**Directions**
Locate and copy each line in the data that contains the word "turvy".

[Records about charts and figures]
┌──

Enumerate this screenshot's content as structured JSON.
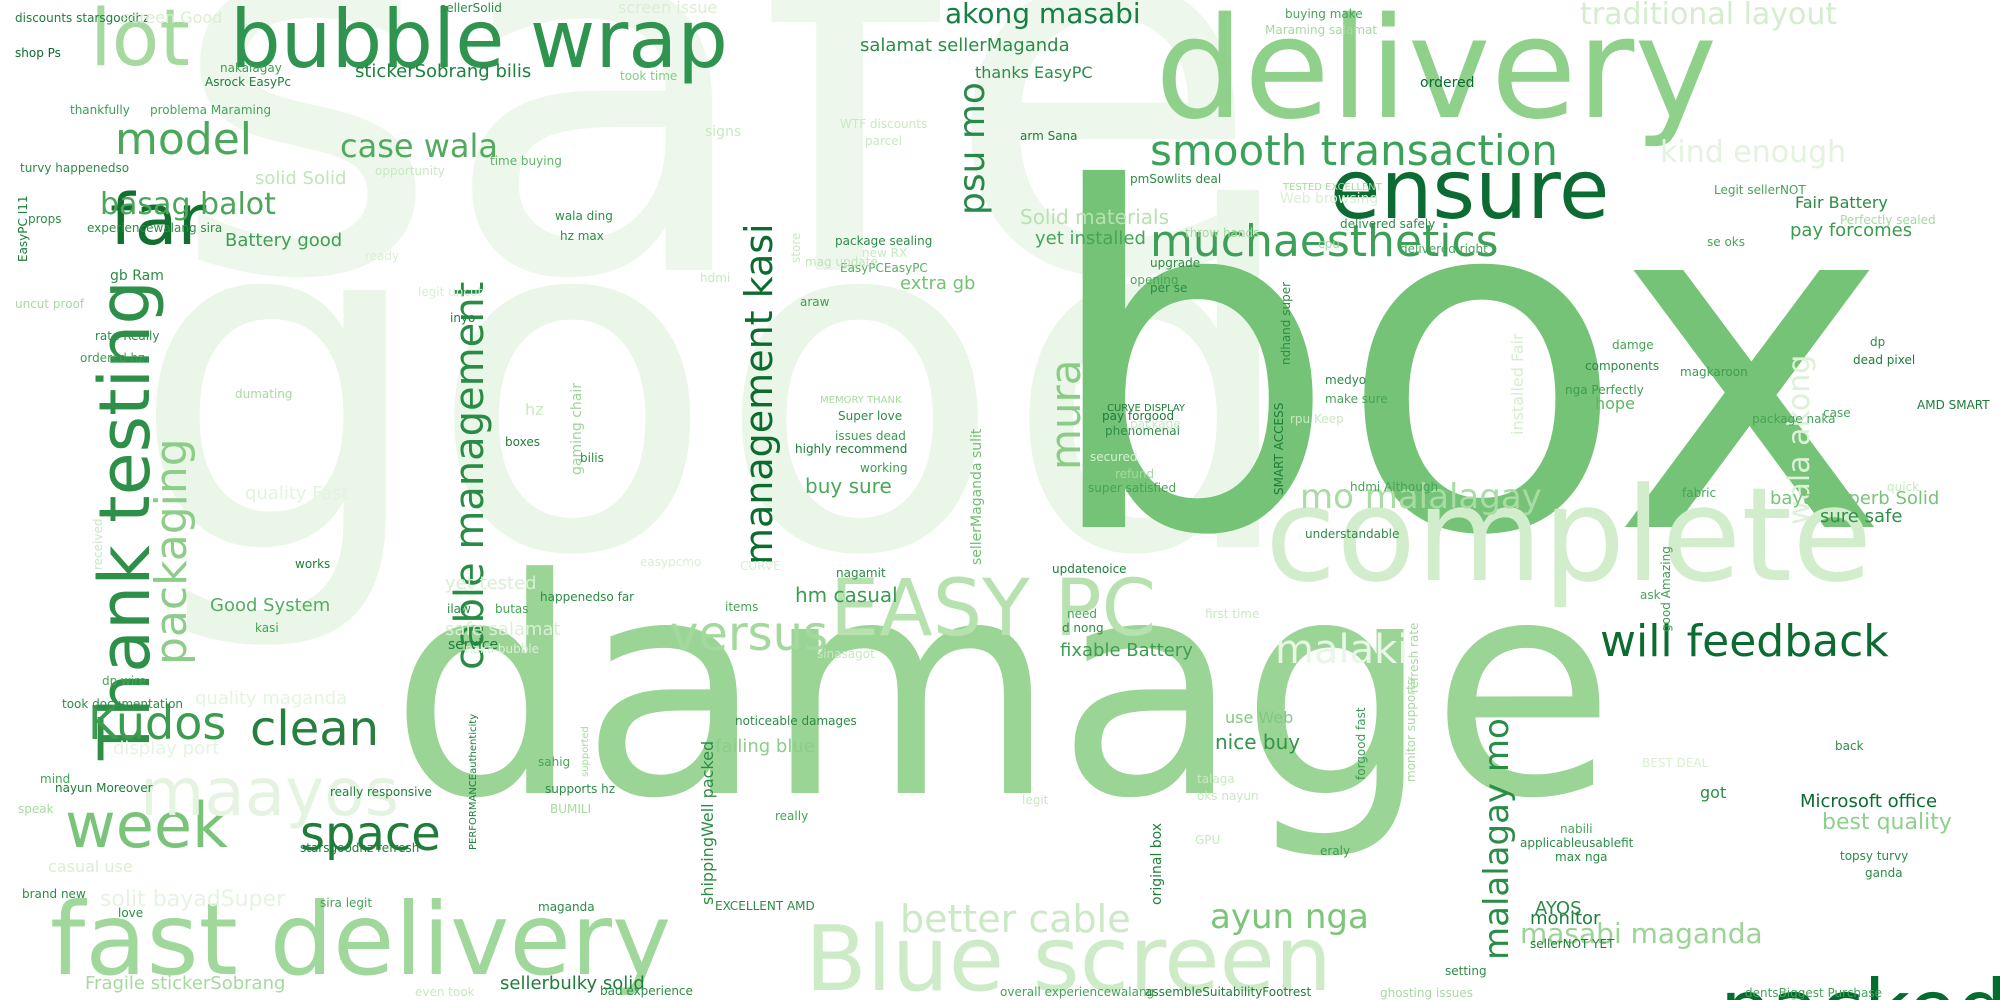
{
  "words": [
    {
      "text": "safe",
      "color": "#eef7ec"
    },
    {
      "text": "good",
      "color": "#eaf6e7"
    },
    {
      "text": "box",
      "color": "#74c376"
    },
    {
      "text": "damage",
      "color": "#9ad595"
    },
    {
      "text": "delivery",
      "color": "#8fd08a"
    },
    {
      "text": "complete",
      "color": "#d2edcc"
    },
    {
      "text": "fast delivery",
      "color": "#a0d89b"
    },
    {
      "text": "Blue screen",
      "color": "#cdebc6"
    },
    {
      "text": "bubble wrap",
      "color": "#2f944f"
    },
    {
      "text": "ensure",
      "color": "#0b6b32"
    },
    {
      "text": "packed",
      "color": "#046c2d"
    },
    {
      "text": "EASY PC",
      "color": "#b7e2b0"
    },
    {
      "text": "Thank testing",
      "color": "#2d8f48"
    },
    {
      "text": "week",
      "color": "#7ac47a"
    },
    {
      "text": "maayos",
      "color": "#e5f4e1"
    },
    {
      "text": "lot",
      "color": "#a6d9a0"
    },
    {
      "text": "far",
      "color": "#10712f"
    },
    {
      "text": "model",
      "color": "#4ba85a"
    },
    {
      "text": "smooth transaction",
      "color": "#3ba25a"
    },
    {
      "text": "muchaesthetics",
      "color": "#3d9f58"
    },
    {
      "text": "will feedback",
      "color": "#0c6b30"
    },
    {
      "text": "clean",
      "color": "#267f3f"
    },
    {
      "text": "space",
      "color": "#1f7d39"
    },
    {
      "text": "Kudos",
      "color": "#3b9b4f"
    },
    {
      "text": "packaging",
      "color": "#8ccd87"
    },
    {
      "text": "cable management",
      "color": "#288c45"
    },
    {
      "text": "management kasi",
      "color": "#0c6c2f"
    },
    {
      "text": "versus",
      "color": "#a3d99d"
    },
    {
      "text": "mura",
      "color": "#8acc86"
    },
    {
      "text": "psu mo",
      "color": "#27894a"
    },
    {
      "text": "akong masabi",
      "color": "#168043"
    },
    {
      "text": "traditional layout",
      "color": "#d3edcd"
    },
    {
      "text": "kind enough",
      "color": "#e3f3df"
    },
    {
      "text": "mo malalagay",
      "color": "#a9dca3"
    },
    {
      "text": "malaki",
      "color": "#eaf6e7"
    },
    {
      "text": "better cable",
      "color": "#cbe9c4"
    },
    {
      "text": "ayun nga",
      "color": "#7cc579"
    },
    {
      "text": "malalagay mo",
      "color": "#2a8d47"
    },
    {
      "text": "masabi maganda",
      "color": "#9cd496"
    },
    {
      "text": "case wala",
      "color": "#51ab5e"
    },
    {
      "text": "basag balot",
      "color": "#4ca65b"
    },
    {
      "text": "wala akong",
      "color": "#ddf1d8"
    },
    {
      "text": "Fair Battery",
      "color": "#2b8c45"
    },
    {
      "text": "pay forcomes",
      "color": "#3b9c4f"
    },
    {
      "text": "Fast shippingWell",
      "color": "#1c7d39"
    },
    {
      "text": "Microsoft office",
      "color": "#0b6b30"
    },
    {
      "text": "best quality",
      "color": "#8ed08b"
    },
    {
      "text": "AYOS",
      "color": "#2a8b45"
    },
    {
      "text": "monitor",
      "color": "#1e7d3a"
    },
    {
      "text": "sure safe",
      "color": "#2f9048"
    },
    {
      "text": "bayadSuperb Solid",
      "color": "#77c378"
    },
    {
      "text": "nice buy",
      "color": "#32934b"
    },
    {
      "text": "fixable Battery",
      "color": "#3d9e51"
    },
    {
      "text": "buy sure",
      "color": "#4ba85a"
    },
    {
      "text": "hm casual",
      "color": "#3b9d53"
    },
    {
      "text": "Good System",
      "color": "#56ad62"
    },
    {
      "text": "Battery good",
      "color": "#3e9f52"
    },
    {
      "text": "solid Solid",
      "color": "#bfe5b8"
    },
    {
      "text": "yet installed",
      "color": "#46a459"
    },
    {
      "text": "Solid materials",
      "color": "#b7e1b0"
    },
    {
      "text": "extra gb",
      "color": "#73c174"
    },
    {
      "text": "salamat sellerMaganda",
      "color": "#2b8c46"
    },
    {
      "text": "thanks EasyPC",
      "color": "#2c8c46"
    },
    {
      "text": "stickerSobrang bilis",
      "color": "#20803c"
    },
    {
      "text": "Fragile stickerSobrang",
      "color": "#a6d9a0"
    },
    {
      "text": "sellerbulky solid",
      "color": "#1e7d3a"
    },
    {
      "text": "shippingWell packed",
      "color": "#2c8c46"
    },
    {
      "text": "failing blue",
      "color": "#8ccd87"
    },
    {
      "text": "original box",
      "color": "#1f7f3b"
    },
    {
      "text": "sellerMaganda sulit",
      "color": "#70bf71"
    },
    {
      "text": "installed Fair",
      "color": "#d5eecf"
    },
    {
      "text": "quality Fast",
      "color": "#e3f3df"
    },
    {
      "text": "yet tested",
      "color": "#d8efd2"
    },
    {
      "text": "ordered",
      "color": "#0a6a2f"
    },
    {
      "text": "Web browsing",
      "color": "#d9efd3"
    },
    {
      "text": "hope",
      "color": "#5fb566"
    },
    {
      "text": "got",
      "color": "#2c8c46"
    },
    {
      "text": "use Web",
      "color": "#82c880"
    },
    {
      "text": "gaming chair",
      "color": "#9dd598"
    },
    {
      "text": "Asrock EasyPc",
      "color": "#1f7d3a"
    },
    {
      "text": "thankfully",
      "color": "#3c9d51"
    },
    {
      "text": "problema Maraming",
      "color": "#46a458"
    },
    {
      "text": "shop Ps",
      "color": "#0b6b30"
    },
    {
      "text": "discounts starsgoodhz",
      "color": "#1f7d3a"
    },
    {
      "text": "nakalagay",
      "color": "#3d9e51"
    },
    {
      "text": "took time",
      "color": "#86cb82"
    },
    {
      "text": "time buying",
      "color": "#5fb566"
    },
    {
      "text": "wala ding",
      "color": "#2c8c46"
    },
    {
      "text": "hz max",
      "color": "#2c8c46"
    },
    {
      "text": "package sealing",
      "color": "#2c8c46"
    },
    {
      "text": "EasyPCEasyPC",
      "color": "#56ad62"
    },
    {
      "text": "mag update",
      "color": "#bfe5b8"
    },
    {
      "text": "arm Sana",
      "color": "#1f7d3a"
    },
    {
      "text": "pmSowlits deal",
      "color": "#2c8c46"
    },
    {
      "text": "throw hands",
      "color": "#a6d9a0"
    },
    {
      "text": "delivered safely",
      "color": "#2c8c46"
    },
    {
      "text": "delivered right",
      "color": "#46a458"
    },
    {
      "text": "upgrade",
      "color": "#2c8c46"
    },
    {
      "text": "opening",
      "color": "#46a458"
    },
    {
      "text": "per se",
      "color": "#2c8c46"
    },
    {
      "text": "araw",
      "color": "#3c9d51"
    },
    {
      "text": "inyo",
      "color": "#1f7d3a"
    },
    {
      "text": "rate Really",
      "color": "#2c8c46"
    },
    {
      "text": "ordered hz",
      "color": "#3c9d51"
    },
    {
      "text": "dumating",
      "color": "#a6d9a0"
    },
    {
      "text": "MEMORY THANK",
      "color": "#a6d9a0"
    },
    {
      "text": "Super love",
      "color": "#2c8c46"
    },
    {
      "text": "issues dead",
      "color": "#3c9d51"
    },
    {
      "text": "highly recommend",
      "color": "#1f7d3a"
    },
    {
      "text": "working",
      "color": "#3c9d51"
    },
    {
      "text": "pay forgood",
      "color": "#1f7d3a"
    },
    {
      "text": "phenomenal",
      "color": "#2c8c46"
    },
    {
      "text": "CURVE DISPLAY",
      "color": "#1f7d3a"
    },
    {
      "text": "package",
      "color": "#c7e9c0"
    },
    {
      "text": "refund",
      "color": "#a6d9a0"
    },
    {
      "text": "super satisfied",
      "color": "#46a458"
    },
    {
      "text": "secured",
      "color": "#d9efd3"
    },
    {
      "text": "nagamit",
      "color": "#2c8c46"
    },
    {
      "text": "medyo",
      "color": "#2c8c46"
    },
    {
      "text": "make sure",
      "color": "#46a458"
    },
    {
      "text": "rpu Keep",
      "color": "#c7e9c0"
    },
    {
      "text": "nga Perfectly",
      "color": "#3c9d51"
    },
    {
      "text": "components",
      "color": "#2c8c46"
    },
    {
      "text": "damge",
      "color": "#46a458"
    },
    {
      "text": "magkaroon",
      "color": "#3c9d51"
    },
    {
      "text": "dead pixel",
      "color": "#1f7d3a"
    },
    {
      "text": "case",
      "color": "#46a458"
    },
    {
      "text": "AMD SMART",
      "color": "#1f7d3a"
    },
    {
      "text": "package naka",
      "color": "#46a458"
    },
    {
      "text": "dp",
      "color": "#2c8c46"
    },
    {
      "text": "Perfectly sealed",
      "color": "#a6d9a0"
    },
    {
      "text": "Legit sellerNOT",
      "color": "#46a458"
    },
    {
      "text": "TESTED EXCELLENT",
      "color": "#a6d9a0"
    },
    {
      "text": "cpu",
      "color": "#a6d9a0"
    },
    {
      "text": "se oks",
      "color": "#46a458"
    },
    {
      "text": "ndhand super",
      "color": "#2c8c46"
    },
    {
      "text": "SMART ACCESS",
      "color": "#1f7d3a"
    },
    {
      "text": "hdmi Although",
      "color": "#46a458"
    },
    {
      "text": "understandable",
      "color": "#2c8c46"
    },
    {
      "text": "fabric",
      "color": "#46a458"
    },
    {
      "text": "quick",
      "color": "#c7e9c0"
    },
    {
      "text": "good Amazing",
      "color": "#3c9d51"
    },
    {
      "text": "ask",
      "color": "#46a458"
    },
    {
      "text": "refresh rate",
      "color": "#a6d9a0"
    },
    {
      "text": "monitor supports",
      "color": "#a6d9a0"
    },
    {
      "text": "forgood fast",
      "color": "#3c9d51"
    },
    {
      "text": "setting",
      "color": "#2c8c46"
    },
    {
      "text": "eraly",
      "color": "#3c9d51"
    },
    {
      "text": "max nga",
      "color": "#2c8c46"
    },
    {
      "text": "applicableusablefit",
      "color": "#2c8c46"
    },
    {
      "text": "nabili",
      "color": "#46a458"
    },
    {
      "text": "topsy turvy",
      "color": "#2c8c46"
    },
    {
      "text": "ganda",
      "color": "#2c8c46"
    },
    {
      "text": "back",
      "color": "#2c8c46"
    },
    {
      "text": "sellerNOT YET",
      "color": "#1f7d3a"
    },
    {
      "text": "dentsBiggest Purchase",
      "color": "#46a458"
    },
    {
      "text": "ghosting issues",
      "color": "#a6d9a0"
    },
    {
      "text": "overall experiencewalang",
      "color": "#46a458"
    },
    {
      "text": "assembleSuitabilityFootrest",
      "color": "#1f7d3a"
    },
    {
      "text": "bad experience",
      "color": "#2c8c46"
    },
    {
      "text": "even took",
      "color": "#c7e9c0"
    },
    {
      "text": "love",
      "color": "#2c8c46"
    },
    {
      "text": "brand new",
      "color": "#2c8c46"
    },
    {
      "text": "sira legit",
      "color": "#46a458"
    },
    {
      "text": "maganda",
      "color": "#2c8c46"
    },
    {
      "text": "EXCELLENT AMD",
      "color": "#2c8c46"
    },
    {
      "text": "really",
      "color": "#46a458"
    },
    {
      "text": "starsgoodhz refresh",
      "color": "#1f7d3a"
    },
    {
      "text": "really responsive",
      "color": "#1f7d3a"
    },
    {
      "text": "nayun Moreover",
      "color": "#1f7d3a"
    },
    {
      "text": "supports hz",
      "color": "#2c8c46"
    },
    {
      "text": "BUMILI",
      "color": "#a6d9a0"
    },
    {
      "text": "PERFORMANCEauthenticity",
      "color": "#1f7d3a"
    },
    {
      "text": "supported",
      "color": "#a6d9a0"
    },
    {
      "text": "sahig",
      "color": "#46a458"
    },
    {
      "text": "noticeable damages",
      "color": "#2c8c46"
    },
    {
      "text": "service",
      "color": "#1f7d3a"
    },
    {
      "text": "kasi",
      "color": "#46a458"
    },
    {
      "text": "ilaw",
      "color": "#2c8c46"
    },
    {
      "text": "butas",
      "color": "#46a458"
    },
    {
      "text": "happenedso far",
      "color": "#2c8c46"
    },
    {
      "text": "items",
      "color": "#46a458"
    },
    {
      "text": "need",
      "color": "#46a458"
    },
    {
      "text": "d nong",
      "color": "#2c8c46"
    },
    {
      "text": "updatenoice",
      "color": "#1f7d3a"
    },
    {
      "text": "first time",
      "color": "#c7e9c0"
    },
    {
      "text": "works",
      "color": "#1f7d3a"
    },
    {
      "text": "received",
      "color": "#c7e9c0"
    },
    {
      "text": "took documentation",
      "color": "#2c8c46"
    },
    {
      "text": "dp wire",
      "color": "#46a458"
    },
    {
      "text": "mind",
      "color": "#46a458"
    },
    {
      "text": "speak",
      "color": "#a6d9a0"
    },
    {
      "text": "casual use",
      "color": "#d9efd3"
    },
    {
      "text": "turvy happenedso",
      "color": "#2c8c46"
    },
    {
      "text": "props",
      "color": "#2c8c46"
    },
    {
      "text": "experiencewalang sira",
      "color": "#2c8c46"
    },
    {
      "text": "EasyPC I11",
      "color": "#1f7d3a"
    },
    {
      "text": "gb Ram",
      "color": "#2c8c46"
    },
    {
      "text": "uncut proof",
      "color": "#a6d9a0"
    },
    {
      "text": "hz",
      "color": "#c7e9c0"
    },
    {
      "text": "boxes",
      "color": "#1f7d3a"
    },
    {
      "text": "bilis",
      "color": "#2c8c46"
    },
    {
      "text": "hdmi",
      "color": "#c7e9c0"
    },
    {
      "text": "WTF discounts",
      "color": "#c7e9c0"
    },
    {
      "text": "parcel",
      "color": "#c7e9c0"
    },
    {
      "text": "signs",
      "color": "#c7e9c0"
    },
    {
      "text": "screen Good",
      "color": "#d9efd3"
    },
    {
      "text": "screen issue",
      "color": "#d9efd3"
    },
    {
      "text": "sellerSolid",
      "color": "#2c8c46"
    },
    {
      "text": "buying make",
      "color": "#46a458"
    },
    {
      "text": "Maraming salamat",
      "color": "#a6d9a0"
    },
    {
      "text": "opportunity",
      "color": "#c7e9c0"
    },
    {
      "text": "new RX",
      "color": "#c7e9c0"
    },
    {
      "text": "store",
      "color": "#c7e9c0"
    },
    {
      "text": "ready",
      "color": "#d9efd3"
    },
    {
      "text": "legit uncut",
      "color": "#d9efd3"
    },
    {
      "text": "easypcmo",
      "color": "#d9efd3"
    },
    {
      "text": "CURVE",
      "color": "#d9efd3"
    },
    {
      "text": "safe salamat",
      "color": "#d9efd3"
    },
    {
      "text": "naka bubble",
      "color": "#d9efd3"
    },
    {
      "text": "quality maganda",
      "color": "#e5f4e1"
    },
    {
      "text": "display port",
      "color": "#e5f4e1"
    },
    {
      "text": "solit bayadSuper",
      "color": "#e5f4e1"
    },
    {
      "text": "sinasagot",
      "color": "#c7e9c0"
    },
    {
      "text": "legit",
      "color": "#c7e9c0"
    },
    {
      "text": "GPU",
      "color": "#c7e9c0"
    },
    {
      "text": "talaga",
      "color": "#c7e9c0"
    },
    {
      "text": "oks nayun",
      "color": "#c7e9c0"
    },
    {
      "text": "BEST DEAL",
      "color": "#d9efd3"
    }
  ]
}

└──

**Output of the task**
      "text": "topsy turvy",
      "text": "turvy happenedso",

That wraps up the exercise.